# [Written problem]
Write out every single entry exactly.

++++++++++

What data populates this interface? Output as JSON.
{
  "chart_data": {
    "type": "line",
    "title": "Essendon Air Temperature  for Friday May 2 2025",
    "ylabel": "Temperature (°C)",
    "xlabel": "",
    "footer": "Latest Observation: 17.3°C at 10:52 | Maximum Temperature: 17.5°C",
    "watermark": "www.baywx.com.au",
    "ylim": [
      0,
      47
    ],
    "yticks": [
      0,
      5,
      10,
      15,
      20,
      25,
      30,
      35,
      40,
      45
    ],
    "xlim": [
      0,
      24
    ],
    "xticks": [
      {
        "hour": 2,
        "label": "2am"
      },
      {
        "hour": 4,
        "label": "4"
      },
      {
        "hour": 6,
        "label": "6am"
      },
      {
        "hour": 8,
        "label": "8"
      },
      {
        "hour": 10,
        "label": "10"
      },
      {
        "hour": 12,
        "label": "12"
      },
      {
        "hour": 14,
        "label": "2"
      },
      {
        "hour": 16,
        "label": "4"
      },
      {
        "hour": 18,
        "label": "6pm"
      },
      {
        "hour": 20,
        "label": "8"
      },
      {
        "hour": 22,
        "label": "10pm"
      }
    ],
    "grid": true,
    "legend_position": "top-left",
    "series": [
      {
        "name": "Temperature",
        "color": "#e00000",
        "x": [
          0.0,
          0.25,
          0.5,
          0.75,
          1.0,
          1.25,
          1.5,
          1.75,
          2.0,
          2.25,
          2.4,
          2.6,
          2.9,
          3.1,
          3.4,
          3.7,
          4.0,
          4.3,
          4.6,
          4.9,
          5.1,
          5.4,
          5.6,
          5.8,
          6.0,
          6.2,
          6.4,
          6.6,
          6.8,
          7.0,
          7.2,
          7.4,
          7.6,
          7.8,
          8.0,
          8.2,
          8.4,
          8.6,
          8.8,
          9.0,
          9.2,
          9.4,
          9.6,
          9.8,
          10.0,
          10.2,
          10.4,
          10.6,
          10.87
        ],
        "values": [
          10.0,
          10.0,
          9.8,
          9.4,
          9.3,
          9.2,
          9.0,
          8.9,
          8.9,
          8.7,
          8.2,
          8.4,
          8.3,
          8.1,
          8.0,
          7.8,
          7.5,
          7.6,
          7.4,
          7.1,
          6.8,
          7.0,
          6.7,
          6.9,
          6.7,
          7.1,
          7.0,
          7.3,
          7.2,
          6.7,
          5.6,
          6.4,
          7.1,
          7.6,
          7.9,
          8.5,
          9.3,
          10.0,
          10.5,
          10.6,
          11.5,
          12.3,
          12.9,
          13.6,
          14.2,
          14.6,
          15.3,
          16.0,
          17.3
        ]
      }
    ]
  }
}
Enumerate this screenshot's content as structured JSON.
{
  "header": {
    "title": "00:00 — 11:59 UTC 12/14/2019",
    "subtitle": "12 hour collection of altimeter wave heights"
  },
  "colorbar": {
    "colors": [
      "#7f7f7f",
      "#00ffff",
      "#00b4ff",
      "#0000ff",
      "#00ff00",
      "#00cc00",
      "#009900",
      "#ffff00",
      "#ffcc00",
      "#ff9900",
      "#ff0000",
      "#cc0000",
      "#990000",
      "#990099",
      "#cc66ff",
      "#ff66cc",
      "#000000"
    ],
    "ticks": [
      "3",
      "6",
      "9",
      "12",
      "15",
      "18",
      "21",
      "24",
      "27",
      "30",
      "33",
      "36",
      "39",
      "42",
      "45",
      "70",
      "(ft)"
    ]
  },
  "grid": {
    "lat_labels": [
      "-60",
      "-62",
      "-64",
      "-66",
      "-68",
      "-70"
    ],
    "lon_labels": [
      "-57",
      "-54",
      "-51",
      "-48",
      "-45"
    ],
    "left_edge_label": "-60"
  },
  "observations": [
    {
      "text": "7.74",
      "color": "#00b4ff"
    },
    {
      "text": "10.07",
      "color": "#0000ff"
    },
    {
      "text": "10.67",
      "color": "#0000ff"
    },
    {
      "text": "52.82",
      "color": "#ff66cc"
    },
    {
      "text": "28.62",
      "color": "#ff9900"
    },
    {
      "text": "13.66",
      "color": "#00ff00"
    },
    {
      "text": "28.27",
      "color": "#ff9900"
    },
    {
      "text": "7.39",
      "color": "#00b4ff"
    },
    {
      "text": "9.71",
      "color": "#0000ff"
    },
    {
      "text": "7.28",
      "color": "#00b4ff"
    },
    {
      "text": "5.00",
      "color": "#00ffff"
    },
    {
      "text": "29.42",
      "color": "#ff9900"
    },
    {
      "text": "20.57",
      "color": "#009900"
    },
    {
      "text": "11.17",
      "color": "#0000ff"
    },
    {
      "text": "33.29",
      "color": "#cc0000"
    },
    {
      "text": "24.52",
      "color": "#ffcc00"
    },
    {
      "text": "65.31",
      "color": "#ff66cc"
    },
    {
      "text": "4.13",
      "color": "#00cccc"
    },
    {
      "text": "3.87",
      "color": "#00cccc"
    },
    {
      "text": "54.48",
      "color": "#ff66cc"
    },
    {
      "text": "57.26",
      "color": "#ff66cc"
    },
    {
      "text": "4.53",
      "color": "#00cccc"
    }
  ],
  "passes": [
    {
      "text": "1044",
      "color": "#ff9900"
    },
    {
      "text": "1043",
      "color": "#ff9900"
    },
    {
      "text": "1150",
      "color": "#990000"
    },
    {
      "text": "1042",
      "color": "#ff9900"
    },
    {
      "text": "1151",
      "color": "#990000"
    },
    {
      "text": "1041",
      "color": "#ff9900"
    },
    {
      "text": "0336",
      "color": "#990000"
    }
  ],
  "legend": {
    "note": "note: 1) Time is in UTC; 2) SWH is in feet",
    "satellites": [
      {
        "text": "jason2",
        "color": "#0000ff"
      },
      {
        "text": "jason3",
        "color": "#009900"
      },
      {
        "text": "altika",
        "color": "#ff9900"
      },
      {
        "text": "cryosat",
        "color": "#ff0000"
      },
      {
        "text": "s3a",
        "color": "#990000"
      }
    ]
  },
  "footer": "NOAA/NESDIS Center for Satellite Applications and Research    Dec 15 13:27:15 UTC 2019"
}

++++++++++

# [Exercise response]
What data populates this interface? Output as JSON.
{
  "chart_data": {
    "type": "line",
    "title": "Essendon Air Temperature  for Friday May 2 2025",
    "ylabel": "Temperature (°C)",
    "xlabel": "",
    "footer": "Latest Observation: 17.3°C at 10:52 | Maximum Temperature: 17.5°C",
    "watermark": "www.baywx.com.au",
    "ylim": [
      0,
      47
    ],
    "yticks": [
      0,
      5,
      10,
      15,
      20,
      25,
      30,
      35,
      40,
      45
    ],
    "xlim": [
      0,
      24
    ],
    "xticks": [
      {
        "hour": 2,
        "label": "2am"
      },
      {
        "hour": 4,
        "label": "4"
      },
      {
        "hour": 6,
        "label": "6am"
      },
      {
        "hour": 8,
        "label": "8"
      },
      {
        "hour": 10,
        "label": "10"
      },
      {
        "hour": 12,
        "label": "12"
      },
      {
        "hour": 14,
        "label": "2"
      },
      {
        "hour": 16,
        "label": "4"
      },
      {
        "hour": 18,
        "label": "6pm"
      },
      {
        "hour": 20,
        "label": "8"
      },
      {
        "hour": 22,
        "label": "10pm"
      }
    ],
    "grid": true,
    "legend_position": "top-left",
    "series": [
      {
        "name": "Temperature",
        "color": "#e00000",
        "x": [
          0.0,
          0.25,
          0.5,
          0.75,
          1.0,
          1.25,
          1.5,
          1.75,
          2.0,
          2.25,
          2.4,
          2.6,
          2.9,
          3.1,
          3.4,
          3.7,
          4.0,
          4.3,
          4.6,
          4.9,
          5.1,
          5.4,
          5.6,
          5.8,
          6.0,
          6.2,
          6.4,
          6.6,
          6.8,
          7.0,
          7.2,
          7.4,
          7.6,
          7.8,
          8.0,
          8.2,
          8.4,
          8.6,
          8.8,
          9.0,
          9.2,
          9.4,
          9.6,
          9.8,
          10.0,
          10.2,
          10.4,
          10.6,
          10.87
        ],
        "values": [
          10.0,
          10.0,
          9.8,
          9.4,
          9.3,
          9.2,
          9.0,
          8.9,
          8.9,
          8.7,
          8.2,
          8.4,
          8.3,
          8.1,
          8.0,
          7.8,
          7.5,
          7.6,
          7.4,
          7.1,
          6.8,
          7.0,
          6.7,
          6.9,
          6.7,
          7.1,
          7.0,
          7.3,
          7.2,
          6.7,
          5.6,
          6.4,
          7.1,
          7.6,
          7.9,
          8.5,
          9.3,
          10.0,
          10.5,
          10.6,
          11.5,
          12.3,
          12.9,
          13.6,
          14.2,
          14.6,
          15.3,
          16.0,
          17.3
        ]
      }
    ]
  }
}
Enumerate this screenshot's content as structured JSON.
{
  "header": {
    "title": "00:00 — 11:59 UTC 12/14/2019",
    "subtitle": "12 hour collection of altimeter wave heights"
  },
  "colorbar": {
    "colors": [
      "#7f7f7f",
      "#00ffff",
      "#00b4ff",
      "#0000ff",
      "#00ff00",
      "#00cc00",
      "#009900",
      "#ffff00",
      "#ffcc00",
      "#ff9900",
      "#ff0000",
      "#cc0000",
      "#990000",
      "#990099",
      "#cc66ff",
      "#ff66cc",
      "#000000"
    ],
    "ticks": [
      "3",
      "6",
      "9",
      "12",
      "15",
      "18",
      "21",
      "24",
      "27",
      "30",
      "33",
      "36",
      "39",
      "42",
      "45",
      "70",
      "(ft)"
    ]
  },
  "grid": {
    "lat_labels": [
      "-60",
      "-62",
      "-64",
      "-66",
      "-68",
      "-70"
    ],
    "lon_labels": [
      "-57",
      "-54",
      "-51",
      "-48",
      "-45"
    ],
    "left_edge_label": "-60"
  },
  "observations": [
    {
      "text": "7.74",
      "color": "#00b4ff"
    },
    {
      "text": "10.07",
      "color": "#0000ff"
    },
    {
      "text": "10.67",
      "color": "#0000ff"
    },
    {
      "text": "52.82",
      "color": "#ff66cc"
    },
    {
      "text": "28.62",
      "color": "#ff9900"
    },
    {
      "text": "13.66",
      "color": "#00ff00"
    },
    {
      "text": "28.27",
      "color": "#ff9900"
    },
    {
      "text": "7.39",
      "color": "#00b4ff"
    },
    {
      "text": "9.71",
      "color": "#0000ff"
    },
    {
      "text": "7.28",
      "color": "#00b4ff"
    },
    {
      "text": "5.00",
      "color": "#00ffff"
    },
    {
      "text": "29.42",
      "color": "#ff9900"
    },
    {
      "text": "20.57",
      "color": "#009900"
    },
    {
      "text": "11.17",
      "color": "#0000ff"
    },
    {
      "text": "33.29",
      "color": "#cc0000"
    },
    {
      "text": "24.52",
      "color": "#ffcc00"
    },
    {
      "text": "65.31",
      "color": "#ff66cc"
    },
    {
      "text": "4.13",
      "color": "#00cccc"
    },
    {
      "text": "3.87",
      "color": "#00cccc"
    },
    {
      "text": "54.48",
      "color": "#ff66cc"
    },
    {
      "text": "57.26",
      "color": "#ff66cc"
    },
    {
      "text": "4.53",
      "color": "#00cccc"
    }
  ],
  "passes": [
    {
      "text": "1044",
      "color": "#ff9900"
    },
    {
      "text": "1043",
      "color": "#ff9900"
    },
    {
      "text": "1150",
      "color": "#990000"
    },
    {
      "text": "1042",
      "color": "#ff9900"
    },
    {
      "text": "1151",
      "color": "#990000"
    },
    {
      "text": "1041",
      "color": "#ff9900"
    },
    {
      "text": "0336",
      "color": "#990000"
    }
  ],
  "legend": {
    "note": "note: 1) Time is in UTC; 2) SWH is in feet",
    "satellites": [
      {
        "text": "jason2",
        "color": "#0000ff"
      },
      {
        "text": "jason3",
        "color": "#009900"
      },
      {
        "text": "altika",
        "color": "#ff9900"
      },
      {
        "text": "cryosat",
        "color": "#ff0000"
      },
      {
        "text": "s3a",
        "color": "#990000"
      }
    ]
  },
  "footer": "NOAA/NESDIS Center for Satellite Applications and Research    Dec 15 13:27:15 UTC 2019"
}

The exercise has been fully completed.